WHAT IS ASKED –
(1) In the message on zero-cost DTrace probes, what is func_ptr set to when a probe is enabled?
(2) From the message on zero-cost DTrace probes, list in order the stages it describes, starting with the partial link of the kernel's object files and ending with what happens to probe sites during boot.
(3) Please pick up the message on zero-cost DTrace probes from where it stops, and carry it on in the same mailing-list style.

PASSAGE GIVEN –
:::

On Mon, Nov 23, 2015 at 01:35:11PM +0200, Konstantin Belousov wrote:
> On Sat, Nov 21, 2015 at 06:45:42PM -0800, Mark Johnston wrote:
> > Hi,
> > 
> > For the past while I've been experimenting with various ways to
> > implement "zero-cost" SDT DTrace probes. Basically, at the moment an SDT
> > probe site expands to this:
> > 
> > if (func_ptr != NULL)
> > 	func_ptr(<probe args>);
> > 
> > When the probe is enabled, func_ptr is set to dtrace_probe(); otherwise
> > it's NULL. With zero-cost probes, the SDT_PROBE macros expand to
> > 
> > func(<probe args>);
> > 
> > When the kernel is running, each probe site has been overwritten with
> > NOPs. When a probe is enabled, one of the NOPs is overwritten with a
> > breakpoint, and the handler uses the PC to figure out which probe fired.
> > This approach has the benefit of incurring less overhead when the probe
> > is not enabled; it's more complicated to implement though, which is why
> > this hasn't already been done.
> > 
> > I have a working implementation of this for amd64 and i386[1]. Before
> > adding support for the other arches, I'd like to get some idea as to
> > whether the approach described below is sound and acceptable.
> > 
> > The main difficulty is in figuring out where the probe sites actually
> > are once the kernel is running. In my patch, a probe site is a call to
> > an externally-defined function which is defined in an
> > automatically-generated C file. At link time, we first perform a partial
> > link of all the kernel's object files. Then, a script uses the relocations
> > against the still-undefined probe functions to generate
> > 1) stub functions for the probes, so that the kernel can actually be
> >    linked, and
> > 2) a linker set containing the offsets of each probe site relative to
> >    the beginning of the text section.
> > The result is linked with the partially-linked kernel to generate the
> > final kernel file.
> > 
> > During boot, we iterate over the linker set, using the offsets plus the
> > address of btext to overwrite probe sites with NOPs. SDT probes in kernel
> > modules are handled differently (and more simply): the kernel linker just
> > has special handling for relocations against symbols named __dtrace_sdt_*;
> > this is how illumos/Solaris implements all of this.
> > 
> > My uncertainty revolves around the use of relocations in the
> > partially-linked kernel to determine the address of probe sites in the
> > running kernel. With the GNU ld in base, this happens to work because
> > the final link doesn't modify the text section. Is this something I can
> > rely upon? Will this assumption be false with the advent of lld and LTO?

:::

DATASET SECTION –
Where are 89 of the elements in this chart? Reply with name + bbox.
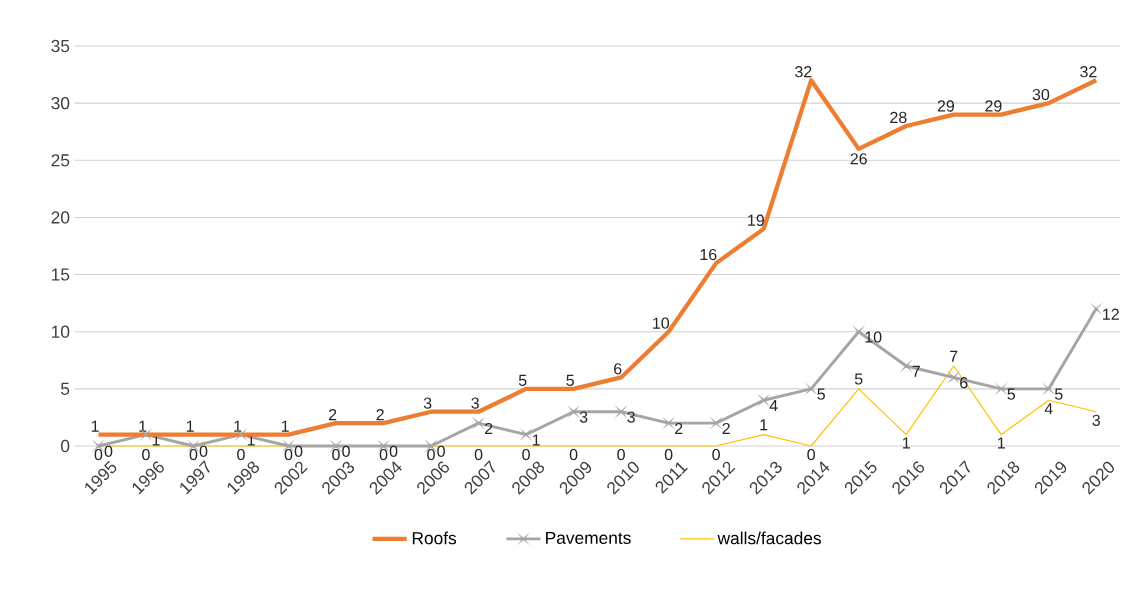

:::

ANSWERS BY TASK –
(1) It is set to dtrace_probe().

(2)
1. A partial link of all the kernel's object files is performed.
2. A script uses the relocations against the still-undefined probe functions to generate stub functions for the probes and a linker set holding each probe site's offset from the beginning of the text section.
3. The result is linked with the partially-linked kernel to produce the final kernel file.
4. During boot, the linker set is iterated over, and the offsets plus the address of btext are used to overwrite probe sites with NOPs.

(3)
> > Are there other, cleaner ways to implement what I described above?
> 
> You could consider using a cheap instruction which is conditionally
> converted into the trap, instead. E.g., you could have global page frame
> in KVA allocated, and for the normal operations, keep the page mapped
> with backing by a scratch page. The probe would be a volatile read from
> the page.
> 
> When probes are activated, the page is unmapped, which converts the read
> into the page fault. This is similar to the write barriers implemented
> in some garbare collectors.
> 
> There are two issues with this scheme:
> - The cost of probe is relatively large, even if the low level trap
> handler is further modified to recognize the probes by special
> address access.
> - The arguments passed to the probes should be put into some predefined
> place, e.g. somwhere in the *curthread, since trap handler cannot fetch
> them using the ABI conventions.
> 
> As I mentioned above, this scheme is used by several implementations of
> the language runtimes, but there gc pauses are rare, and slightly larger
> cost of the even stopping the mutator is justified even by negligible
> cost reduction for normal flow. I am not sure if this approach worths
> the complications and overhead for probes.

If I understood correctly, each probe site would require a separate page
in KVA to be able to enable and disable individual probes in the manner
that I described in a previous reply. Today, a kernel with lock inlining
has thousands of probe sites; wouldn't the requirement of allocating KVA
for each of them be prohibitive on 32-bit architectures?